__Request__
Quote all of the data that follows exactly as written, skipping the images.

__Recorded information__
════════════════
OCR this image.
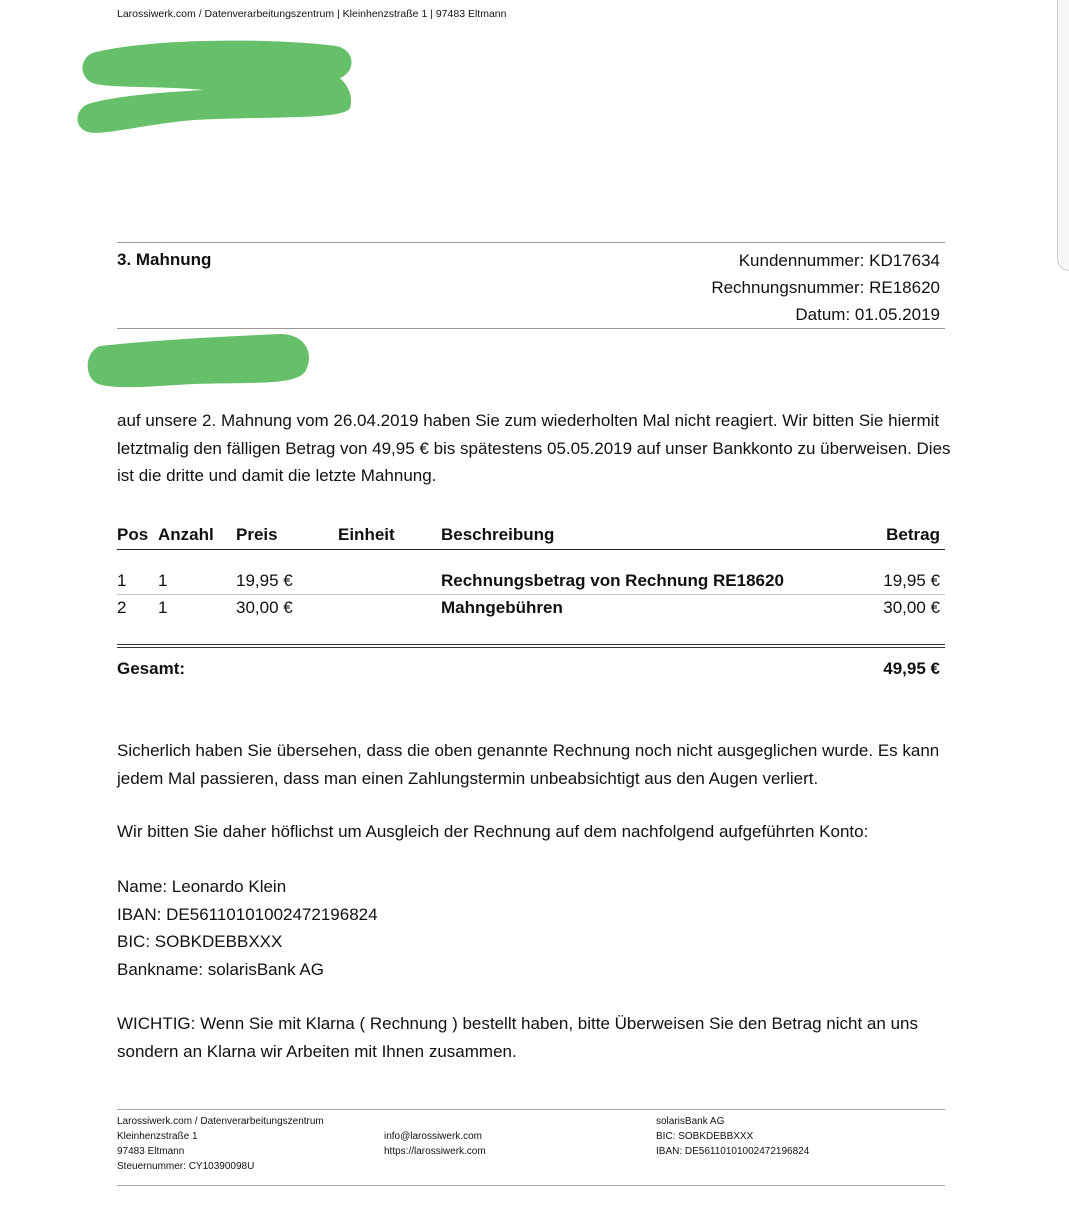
Larossiwerk.com / Datenverarbeitungszentrum | Kleinhenzstraße 1 | 97483 Eltmann
3. Mahnung	Kundennummer: KD17634
Rechnungsnummer: RE18620
Datum: 01.05.2019
auf unsere 2. Mahnung vom 26.04.2019 haben Sie zum wiederholten Mal nicht reagiert. Wir bitten Sie hiermit letztmalig den fälligen Betrag von 49,95 € bis spätestens 05.05.2019 auf unser Bankkonto zu überweisen. Dies ist die dritte und damit die letzte Mahnung.
Pos Anzahl Preis	Einheit	Beschreibung	Betrag
1 1	19,95 €	Rechnungsbetrag von Rechnung RE18620	19,95 €
2 1	30,00 €	Mahngebühren	30,00 €
Gesamt:	49,95 €
Sicherlich haben Sie übersehen, dass die oben genannte Rechnung noch nicht ausgeglichen wurde. Es kann jedem Mal passieren, dass man einen Zahlungstermin unbeabsichtigt aus den Augen verliert.
Wir bitten Sie daher höflichst um Ausgleich der Rechnung auf dem nachfolgend aufgeführten Konto:
Name: Leonardo Klein
IBAN: DE56110101002472196824
BIC: SOBKDEBBXXX
Bankname: solarisBank AG
WICHTIG: Wenn Sie mit Klarna ( Rechnung ) bestellt haben, bitte Überweisen Sie den Betrag nicht an uns sondern an Klarna wir Arbeiten mit Ihnen zusammen.
Larossiwerk.com / Datenverarbeitungszentrum
Kleinhenzstraße 1
97483 Eltmann
Steuernummer: CY10390098U
info@larossiwerk.com
https://larossiwerk.com
solarisBank AG
BIC: SOBKDEBBXXX
IBAN: DE56110101002472196824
════════════════
__Solution to this exercise__
OCR this image.
Larossiwerk.com / Datenverarbeitungszentrum | Kleinhenzstraße 1 | 97483 Eltmann
3. Mahnung	Kundennummer: KD17634
Rechnungsnummer: RE18620
Datum: 01.05.2019
auf unsere 2. Mahnung vom 26.04.2019 haben Sie zum wiederholten Mal nicht reagiert. Wir bitten Sie hiermit letztmalig den fälligen Betrag von 49,95 € bis spätestens 05.05.2019 auf unser Bankkonto zu überweisen. Dies ist die dritte und damit die letzte Mahnung.
Pos Anzahl Preis	Einheit	Beschreibung	Betrag
1 1	19,95 €	Rechnungsbetrag von Rechnung RE18620	19,95 €
2 1	30,00 €	Mahngebühren	30,00 €
Gesamt:	49,95 €
Sicherlich haben Sie übersehen, dass die oben genannte Rechnung noch nicht ausgeglichen wurde. Es kann jedem Mal passieren, dass man einen Zahlungstermin unbeabsichtigt aus den Augen verliert.
Wir bitten Sie daher höflichst um Ausgleich der Rechnung auf dem nachfolgend aufgeführten Konto:
Name: Leonardo Klein
IBAN: DE56110101002472196824
BIC: SOBKDEBBXXX
Bankname: solarisBank AG
WICHTIG: Wenn Sie mit Klarna ( Rechnung ) bestellt haben, bitte Überweisen Sie den Betrag nicht an uns sondern an Klarna wir Arbeiten mit Ihnen zusammen.
Larossiwerk.com / Datenverarbeitungszentrum
Kleinhenzstraße 1
97483 Eltmann
Steuernummer: CY10390098U
info@larossiwerk.com
https://larossiwerk.com
solarisBank AG
BIC: SOBKDEBBXXX
IBAN: DE56110101002472196824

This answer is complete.